:: Do this ::
Print every entry, word for word, and skip the images.

——

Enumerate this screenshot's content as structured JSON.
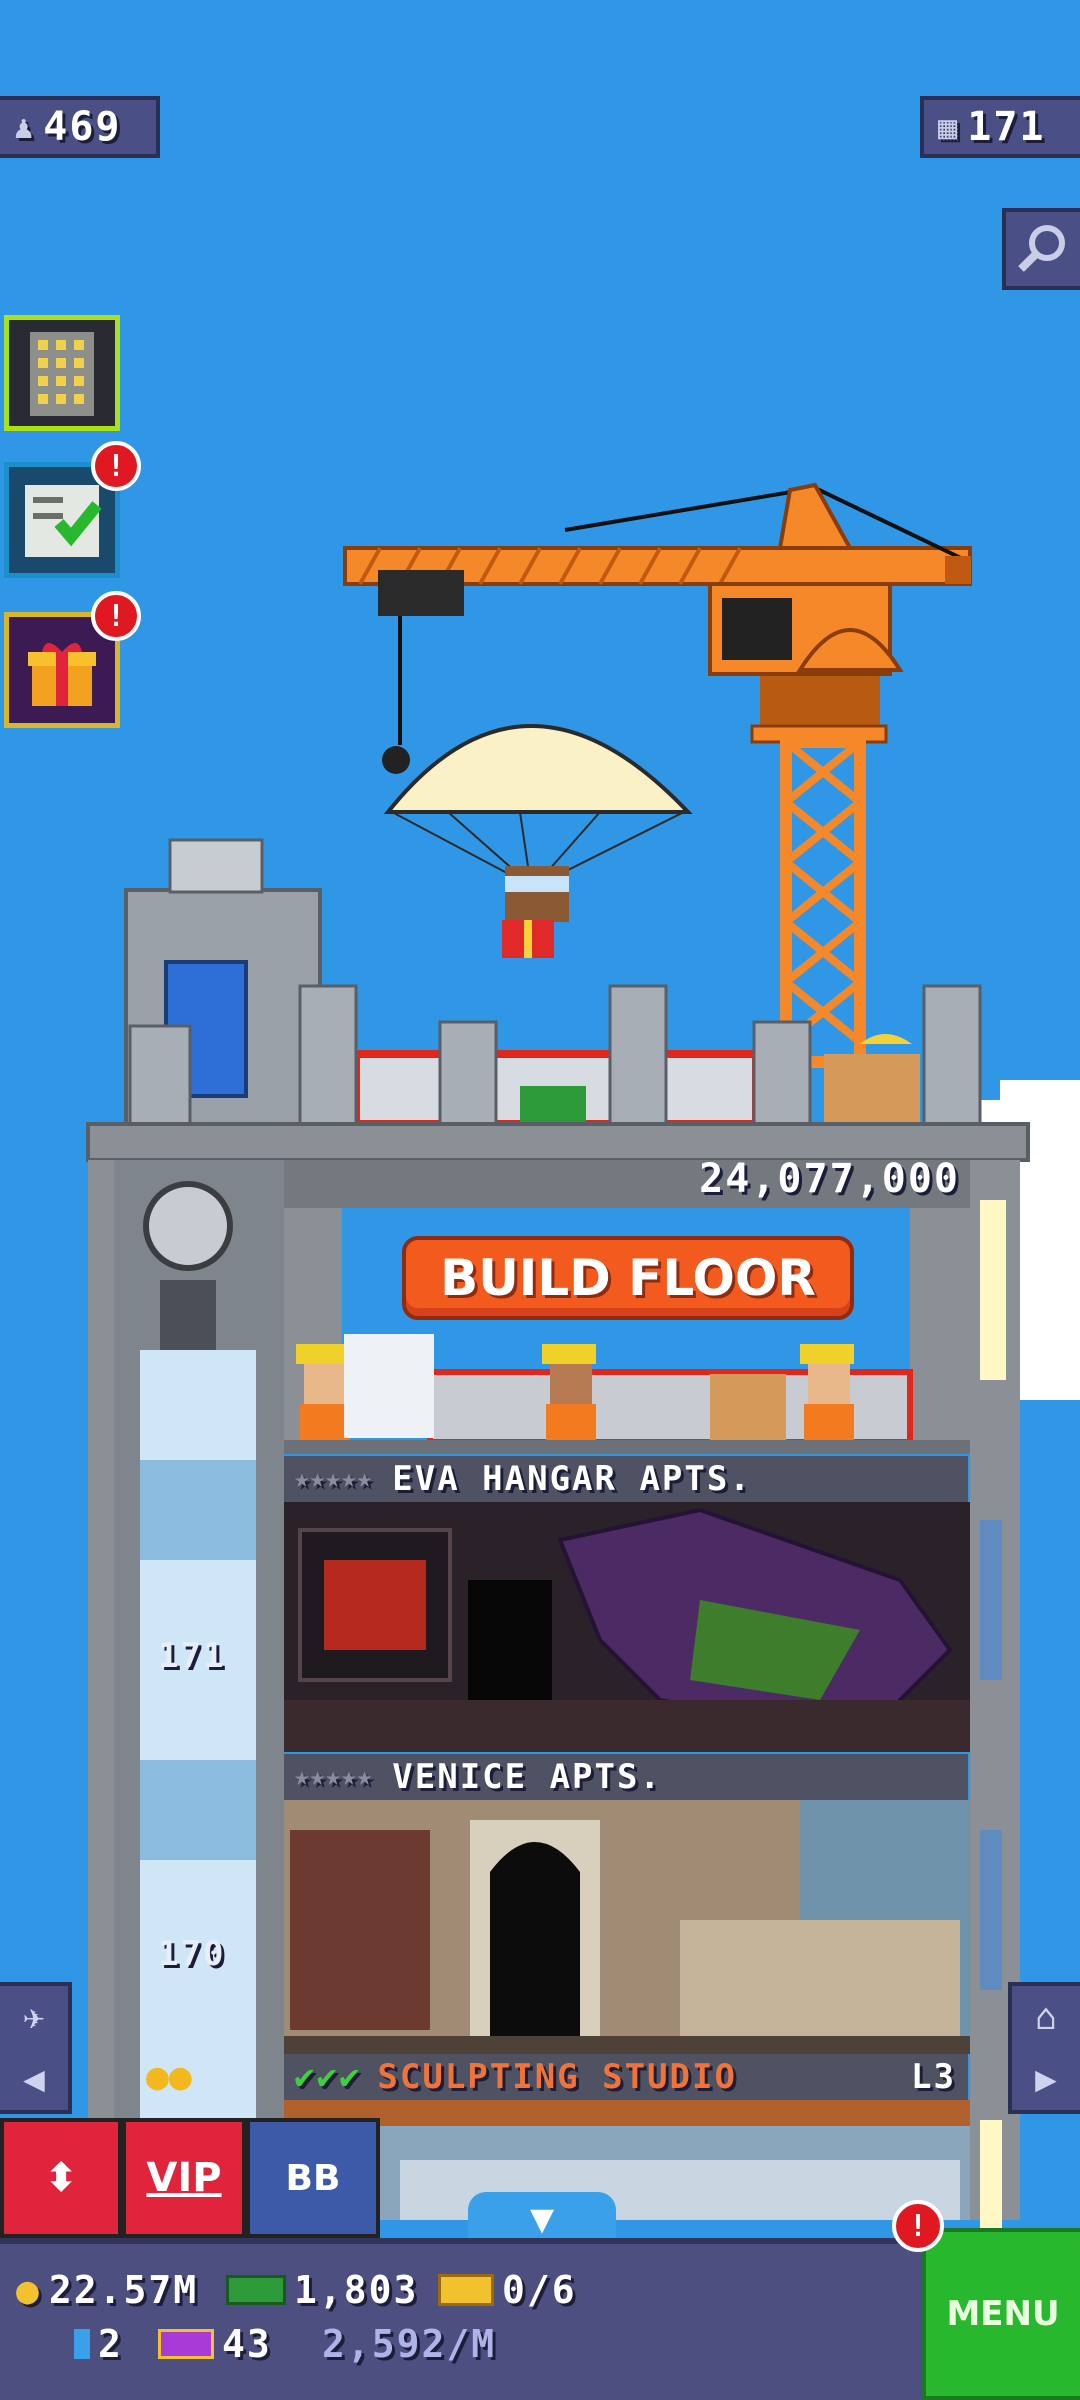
{
  "top": {
    "population": "469",
    "floors": "171"
  },
  "tower": {
    "build_cost": "24,077,000",
    "build_floor_label": "BUILD FLOOR",
    "floors": [
      {
        "name": "EVA HANGAR APTS.",
        "stars": "★★★★★"
      },
      {
        "name": "VENICE APTS.",
        "stars": "★★★★★"
      },
      {
        "name": "SCULPTING STUDIO",
        "checks": "✔✔✔",
        "level": "L3"
      }
    ],
    "elevator_numbers": [
      "171",
      "170"
    ]
  },
  "toolbar": {
    "elevator_label": "⬍",
    "vip_label": "VIP",
    "bb_label": "BB",
    "collapse_label": "▼"
  },
  "status": {
    "coins": "22.57M",
    "bux": "1,803",
    "tickets": "0/6",
    "keys": "2",
    "lucky": "43",
    "rate": "2,592/M"
  },
  "menu": {
    "label": "MENU",
    "alert": "!"
  },
  "alerts": {
    "missions": "!",
    "gifts": "!"
  },
  "colors": {
    "sky": "#2f97e6",
    "crane": "#f5892a",
    "build_button": "#f25a1e",
    "menu": "#27b82e",
    "vip": "#e0243c"
  }
}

——

:: Exercise result ::
Enumerate this screenshot's content as structured JSON.
{
  "top": {
    "population": "469",
    "floors": "171"
  },
  "tower": {
    "build_cost": "24,077,000",
    "build_floor_label": "BUILD FLOOR",
    "floors": [
      {
        "name": "EVA HANGAR APTS.",
        "stars": "★★★★★"
      },
      {
        "name": "VENICE APTS.",
        "stars": "★★★★★"
      },
      {
        "name": "SCULPTING STUDIO",
        "checks": "✔✔✔",
        "level": "L3"
      }
    ],
    "elevator_numbers": [
      "171",
      "170"
    ]
  },
  "toolbar": {
    "elevator_label": "⬍",
    "vip_label": "VIP",
    "bb_label": "BB",
    "collapse_label": "▼"
  },
  "status": {
    "coins": "22.57M",
    "bux": "1,803",
    "tickets": "0/6",
    "keys": "2",
    "lucky": "43",
    "rate": "2,592/M"
  },
  "menu": {
    "label": "MENU",
    "alert": "!"
  },
  "alerts": {
    "missions": "!",
    "gifts": "!"
  },
  "colors": {
    "sky": "#2f97e6",
    "crane": "#f5892a",
    "build_button": "#f25a1e",
    "menu": "#27b82e",
    "vip": "#e0243c"
  }
}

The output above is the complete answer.